■ Supplied entries ■
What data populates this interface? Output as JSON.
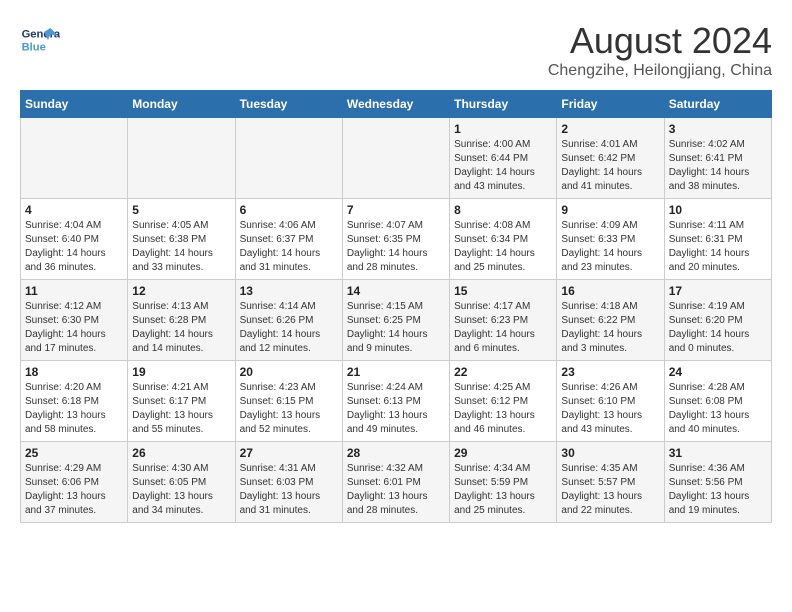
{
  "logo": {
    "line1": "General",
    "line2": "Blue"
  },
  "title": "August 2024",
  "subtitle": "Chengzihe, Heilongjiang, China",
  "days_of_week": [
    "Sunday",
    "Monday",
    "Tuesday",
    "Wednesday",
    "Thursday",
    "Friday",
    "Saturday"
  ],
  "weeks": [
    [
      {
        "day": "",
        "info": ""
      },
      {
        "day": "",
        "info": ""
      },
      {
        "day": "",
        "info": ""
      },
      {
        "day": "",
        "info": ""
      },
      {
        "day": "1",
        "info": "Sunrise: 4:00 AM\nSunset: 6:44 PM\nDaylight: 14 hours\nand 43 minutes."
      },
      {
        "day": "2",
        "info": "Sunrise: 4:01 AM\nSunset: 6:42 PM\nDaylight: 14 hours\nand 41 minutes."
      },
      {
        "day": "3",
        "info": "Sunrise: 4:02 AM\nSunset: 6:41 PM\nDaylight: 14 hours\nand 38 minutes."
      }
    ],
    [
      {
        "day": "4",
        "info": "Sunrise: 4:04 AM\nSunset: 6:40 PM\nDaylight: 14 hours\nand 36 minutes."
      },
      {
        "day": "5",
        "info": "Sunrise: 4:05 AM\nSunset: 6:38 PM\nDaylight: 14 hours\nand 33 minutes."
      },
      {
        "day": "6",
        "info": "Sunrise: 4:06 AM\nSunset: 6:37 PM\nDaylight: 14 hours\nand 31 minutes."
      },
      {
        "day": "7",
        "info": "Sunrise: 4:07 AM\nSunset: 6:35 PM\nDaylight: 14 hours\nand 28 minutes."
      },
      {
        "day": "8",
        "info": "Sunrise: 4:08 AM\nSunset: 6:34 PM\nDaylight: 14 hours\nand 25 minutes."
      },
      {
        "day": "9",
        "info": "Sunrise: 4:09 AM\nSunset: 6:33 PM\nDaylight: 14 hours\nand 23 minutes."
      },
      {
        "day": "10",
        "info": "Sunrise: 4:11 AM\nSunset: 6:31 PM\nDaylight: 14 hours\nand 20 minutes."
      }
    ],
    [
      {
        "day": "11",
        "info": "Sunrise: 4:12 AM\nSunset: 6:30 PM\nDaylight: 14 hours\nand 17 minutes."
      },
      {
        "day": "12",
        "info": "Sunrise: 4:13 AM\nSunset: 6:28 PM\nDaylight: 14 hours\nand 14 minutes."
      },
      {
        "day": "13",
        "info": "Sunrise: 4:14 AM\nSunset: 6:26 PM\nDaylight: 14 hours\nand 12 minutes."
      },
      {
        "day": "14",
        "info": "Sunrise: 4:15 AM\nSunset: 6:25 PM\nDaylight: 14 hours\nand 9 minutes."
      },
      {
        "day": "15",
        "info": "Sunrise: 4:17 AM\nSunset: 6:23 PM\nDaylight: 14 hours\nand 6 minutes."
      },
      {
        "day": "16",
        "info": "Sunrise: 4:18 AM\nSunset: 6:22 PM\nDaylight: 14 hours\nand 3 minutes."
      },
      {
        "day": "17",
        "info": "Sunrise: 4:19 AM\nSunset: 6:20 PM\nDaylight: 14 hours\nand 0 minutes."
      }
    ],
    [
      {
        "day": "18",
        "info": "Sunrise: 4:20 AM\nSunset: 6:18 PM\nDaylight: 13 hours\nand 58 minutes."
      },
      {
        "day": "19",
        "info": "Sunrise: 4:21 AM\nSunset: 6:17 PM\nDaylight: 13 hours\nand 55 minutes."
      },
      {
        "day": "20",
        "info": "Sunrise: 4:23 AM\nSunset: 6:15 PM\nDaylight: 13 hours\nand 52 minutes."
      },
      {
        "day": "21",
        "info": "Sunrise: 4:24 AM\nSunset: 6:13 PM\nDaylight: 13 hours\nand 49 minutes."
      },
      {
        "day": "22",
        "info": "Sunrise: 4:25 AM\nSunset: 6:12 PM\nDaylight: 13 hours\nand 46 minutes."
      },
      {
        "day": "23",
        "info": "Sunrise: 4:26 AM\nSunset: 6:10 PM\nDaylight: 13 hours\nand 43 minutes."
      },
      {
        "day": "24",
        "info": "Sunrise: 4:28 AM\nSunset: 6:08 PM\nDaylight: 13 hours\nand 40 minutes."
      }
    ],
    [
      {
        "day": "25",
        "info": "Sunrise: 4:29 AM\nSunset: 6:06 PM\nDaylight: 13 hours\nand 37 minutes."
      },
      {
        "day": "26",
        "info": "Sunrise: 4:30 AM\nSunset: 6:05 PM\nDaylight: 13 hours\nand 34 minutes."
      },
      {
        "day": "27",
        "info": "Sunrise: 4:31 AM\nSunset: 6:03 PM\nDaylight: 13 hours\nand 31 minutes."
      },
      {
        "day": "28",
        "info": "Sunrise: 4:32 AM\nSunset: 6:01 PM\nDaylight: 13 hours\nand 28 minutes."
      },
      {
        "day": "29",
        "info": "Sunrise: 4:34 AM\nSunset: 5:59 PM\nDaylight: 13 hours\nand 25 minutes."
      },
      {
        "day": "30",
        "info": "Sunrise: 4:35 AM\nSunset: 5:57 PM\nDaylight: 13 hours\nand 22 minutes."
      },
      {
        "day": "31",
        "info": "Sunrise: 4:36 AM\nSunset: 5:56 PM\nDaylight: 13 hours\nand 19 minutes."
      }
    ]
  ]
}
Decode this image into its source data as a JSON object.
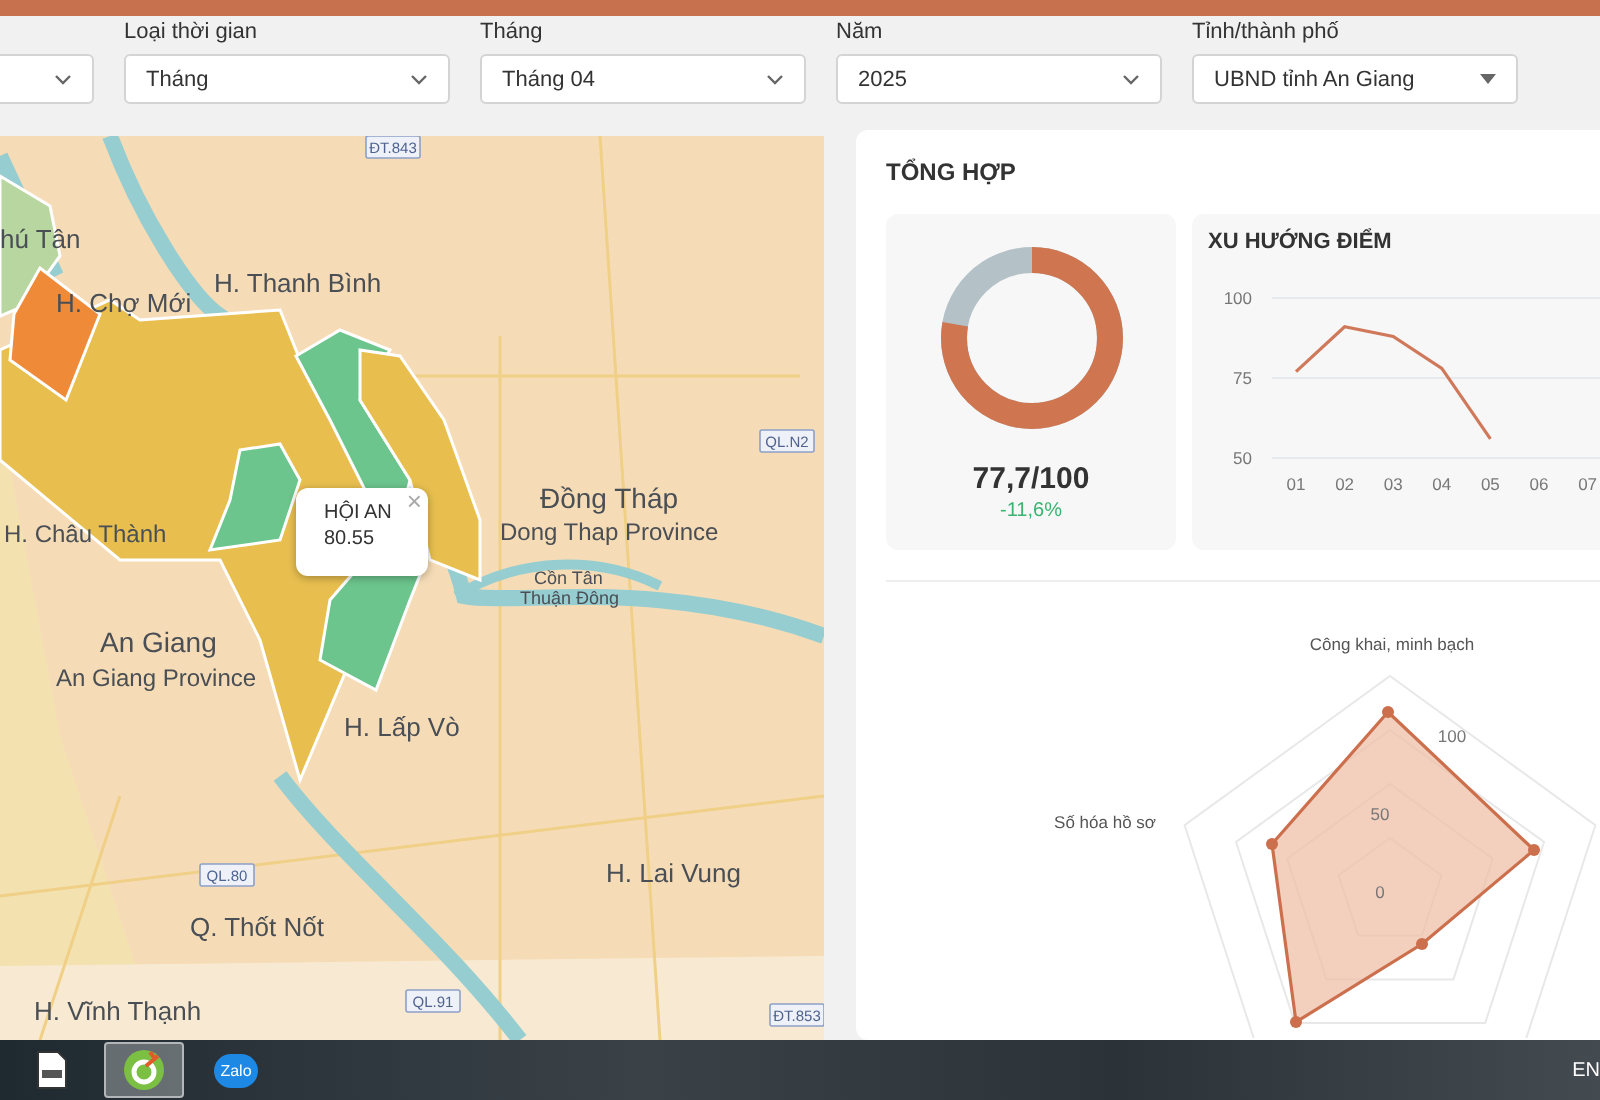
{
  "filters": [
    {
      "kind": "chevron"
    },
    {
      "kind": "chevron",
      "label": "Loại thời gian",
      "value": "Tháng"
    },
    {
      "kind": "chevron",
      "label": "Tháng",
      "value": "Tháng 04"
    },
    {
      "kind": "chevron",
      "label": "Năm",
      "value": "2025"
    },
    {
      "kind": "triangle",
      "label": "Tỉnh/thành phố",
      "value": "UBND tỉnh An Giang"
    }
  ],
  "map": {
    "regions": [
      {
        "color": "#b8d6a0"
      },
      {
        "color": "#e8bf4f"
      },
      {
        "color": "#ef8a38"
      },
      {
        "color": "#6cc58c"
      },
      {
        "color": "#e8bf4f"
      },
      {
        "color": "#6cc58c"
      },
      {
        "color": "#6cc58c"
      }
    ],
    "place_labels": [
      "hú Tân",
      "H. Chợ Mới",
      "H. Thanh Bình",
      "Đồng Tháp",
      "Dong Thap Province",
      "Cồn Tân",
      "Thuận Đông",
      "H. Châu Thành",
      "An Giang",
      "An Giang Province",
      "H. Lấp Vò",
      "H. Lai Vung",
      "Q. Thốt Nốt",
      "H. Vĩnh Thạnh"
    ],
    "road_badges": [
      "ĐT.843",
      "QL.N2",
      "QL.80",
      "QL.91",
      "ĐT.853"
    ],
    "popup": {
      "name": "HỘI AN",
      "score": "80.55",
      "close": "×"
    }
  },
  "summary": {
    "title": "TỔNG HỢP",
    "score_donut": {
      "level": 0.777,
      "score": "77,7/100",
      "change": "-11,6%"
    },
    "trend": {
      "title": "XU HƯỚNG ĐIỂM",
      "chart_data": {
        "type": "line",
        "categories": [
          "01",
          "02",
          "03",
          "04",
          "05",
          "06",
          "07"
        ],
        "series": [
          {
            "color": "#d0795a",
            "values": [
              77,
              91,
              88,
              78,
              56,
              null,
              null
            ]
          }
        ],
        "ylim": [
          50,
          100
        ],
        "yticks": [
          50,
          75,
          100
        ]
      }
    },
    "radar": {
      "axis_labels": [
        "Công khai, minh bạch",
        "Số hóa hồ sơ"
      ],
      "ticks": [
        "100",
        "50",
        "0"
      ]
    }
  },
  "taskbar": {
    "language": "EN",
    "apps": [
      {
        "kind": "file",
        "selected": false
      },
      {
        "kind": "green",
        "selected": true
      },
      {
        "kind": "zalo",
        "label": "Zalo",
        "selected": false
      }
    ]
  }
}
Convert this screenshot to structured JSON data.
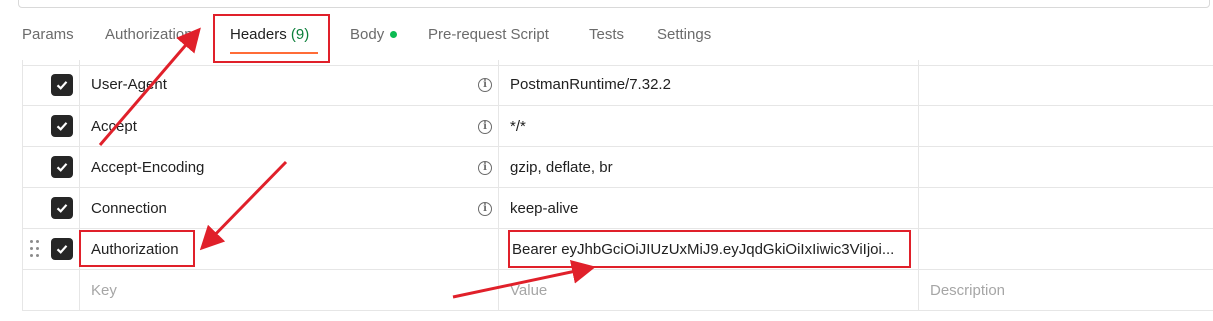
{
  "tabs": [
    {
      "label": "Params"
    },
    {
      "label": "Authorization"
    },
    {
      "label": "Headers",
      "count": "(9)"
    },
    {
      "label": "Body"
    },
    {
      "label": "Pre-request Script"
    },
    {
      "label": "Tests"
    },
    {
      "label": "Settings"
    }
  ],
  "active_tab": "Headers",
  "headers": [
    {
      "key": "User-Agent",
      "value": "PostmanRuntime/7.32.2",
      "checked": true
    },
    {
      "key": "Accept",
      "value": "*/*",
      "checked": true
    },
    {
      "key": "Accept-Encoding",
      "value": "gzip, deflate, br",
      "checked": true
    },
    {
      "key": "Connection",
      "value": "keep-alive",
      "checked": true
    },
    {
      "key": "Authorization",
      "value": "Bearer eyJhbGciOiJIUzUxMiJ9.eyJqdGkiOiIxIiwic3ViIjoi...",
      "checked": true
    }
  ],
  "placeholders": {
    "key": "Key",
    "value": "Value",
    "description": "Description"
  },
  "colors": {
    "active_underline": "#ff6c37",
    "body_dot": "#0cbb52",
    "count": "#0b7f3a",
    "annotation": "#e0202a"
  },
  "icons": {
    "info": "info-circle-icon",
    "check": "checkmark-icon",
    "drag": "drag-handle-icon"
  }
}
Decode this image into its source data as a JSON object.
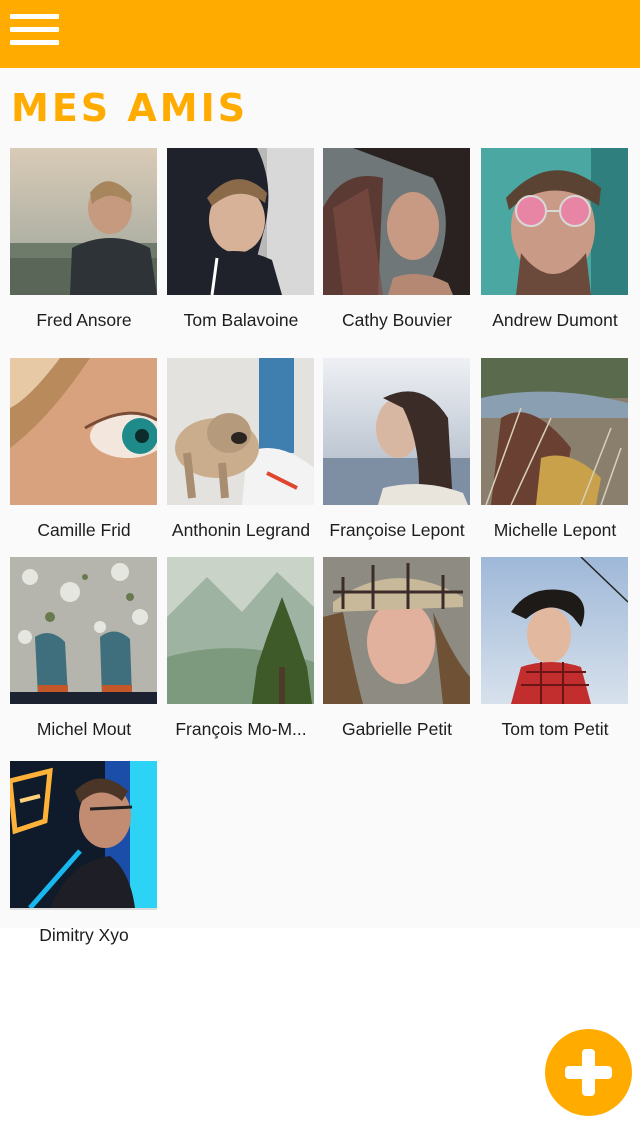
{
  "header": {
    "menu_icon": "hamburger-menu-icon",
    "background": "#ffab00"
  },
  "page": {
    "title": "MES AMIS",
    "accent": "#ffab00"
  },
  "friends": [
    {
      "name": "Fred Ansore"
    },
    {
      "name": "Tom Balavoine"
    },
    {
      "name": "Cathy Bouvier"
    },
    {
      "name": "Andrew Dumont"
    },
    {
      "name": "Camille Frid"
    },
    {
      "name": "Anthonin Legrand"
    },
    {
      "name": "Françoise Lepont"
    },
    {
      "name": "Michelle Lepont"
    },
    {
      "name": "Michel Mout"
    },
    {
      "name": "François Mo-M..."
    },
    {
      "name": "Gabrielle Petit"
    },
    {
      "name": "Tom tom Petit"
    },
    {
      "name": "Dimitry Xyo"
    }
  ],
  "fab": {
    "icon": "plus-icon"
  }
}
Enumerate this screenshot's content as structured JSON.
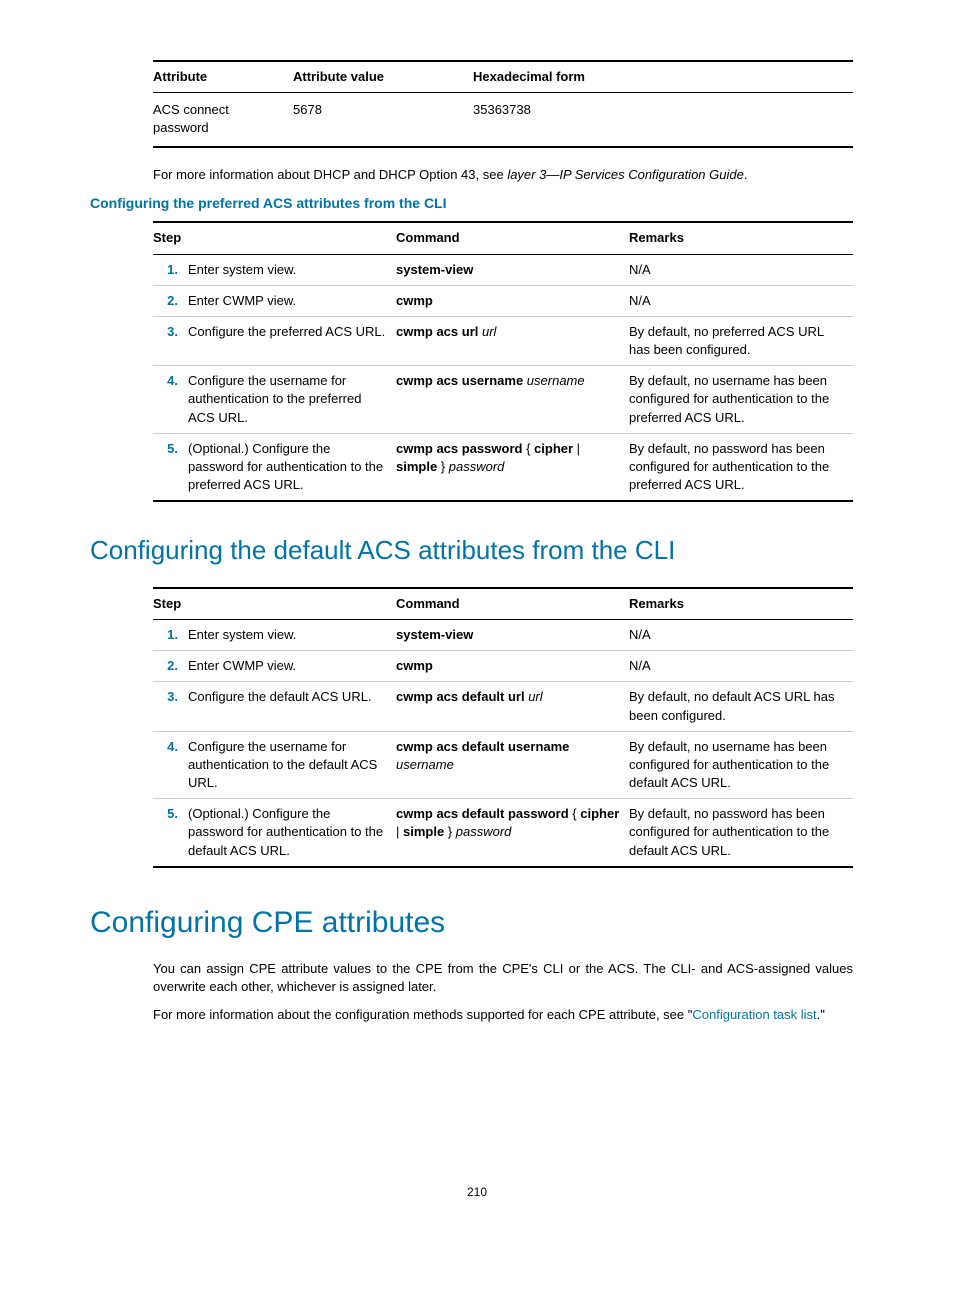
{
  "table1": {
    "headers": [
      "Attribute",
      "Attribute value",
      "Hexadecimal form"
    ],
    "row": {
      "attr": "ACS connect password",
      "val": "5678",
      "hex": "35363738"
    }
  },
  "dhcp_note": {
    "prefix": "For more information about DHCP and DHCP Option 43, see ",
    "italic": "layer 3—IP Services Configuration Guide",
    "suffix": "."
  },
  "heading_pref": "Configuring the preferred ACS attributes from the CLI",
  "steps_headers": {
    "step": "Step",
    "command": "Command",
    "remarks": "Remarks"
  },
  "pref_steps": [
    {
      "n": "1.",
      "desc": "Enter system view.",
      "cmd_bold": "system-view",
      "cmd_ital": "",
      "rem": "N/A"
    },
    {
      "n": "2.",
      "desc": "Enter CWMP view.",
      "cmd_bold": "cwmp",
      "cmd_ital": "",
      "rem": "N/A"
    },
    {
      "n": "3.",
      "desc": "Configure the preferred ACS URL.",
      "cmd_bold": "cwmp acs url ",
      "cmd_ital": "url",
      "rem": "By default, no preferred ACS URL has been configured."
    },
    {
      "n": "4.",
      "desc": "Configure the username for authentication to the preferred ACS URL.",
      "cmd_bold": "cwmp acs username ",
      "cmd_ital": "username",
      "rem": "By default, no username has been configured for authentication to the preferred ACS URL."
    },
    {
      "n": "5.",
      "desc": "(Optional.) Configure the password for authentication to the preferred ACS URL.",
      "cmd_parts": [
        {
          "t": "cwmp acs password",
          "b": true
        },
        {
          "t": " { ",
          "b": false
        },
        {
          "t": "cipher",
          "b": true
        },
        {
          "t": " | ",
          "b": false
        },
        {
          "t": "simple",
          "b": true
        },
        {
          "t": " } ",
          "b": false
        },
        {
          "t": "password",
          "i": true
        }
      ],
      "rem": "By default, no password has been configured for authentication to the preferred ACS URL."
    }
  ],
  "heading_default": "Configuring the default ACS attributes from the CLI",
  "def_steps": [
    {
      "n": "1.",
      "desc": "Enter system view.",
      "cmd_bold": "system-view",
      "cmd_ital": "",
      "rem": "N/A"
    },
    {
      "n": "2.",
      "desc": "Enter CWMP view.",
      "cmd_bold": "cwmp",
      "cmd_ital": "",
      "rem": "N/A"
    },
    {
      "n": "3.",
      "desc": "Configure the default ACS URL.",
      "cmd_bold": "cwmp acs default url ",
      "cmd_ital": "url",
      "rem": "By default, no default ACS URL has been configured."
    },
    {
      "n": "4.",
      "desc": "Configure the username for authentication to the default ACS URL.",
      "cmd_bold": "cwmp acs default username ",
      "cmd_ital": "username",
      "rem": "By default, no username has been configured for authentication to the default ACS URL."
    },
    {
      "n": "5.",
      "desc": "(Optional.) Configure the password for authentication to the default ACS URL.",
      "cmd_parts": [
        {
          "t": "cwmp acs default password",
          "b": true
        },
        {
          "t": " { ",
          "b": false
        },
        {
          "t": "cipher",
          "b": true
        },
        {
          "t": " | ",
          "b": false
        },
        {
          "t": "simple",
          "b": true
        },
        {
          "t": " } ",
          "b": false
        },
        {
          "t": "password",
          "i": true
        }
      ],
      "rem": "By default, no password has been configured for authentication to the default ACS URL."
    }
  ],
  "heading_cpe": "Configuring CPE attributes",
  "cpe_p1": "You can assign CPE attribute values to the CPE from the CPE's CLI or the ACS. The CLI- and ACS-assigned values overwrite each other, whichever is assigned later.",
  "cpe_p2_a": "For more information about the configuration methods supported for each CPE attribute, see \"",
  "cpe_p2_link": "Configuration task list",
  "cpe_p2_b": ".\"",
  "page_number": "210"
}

■ Objective ■
List each line of the entries that holds the string "values".

■ Task response ■
            "values": [
  "cpe_p1": "You can assign CPE attribute values to the CPE from the CPE's CLI or the ACS. The CLI- and ACS-assigned values overwrite each other, whichever is assigned later.",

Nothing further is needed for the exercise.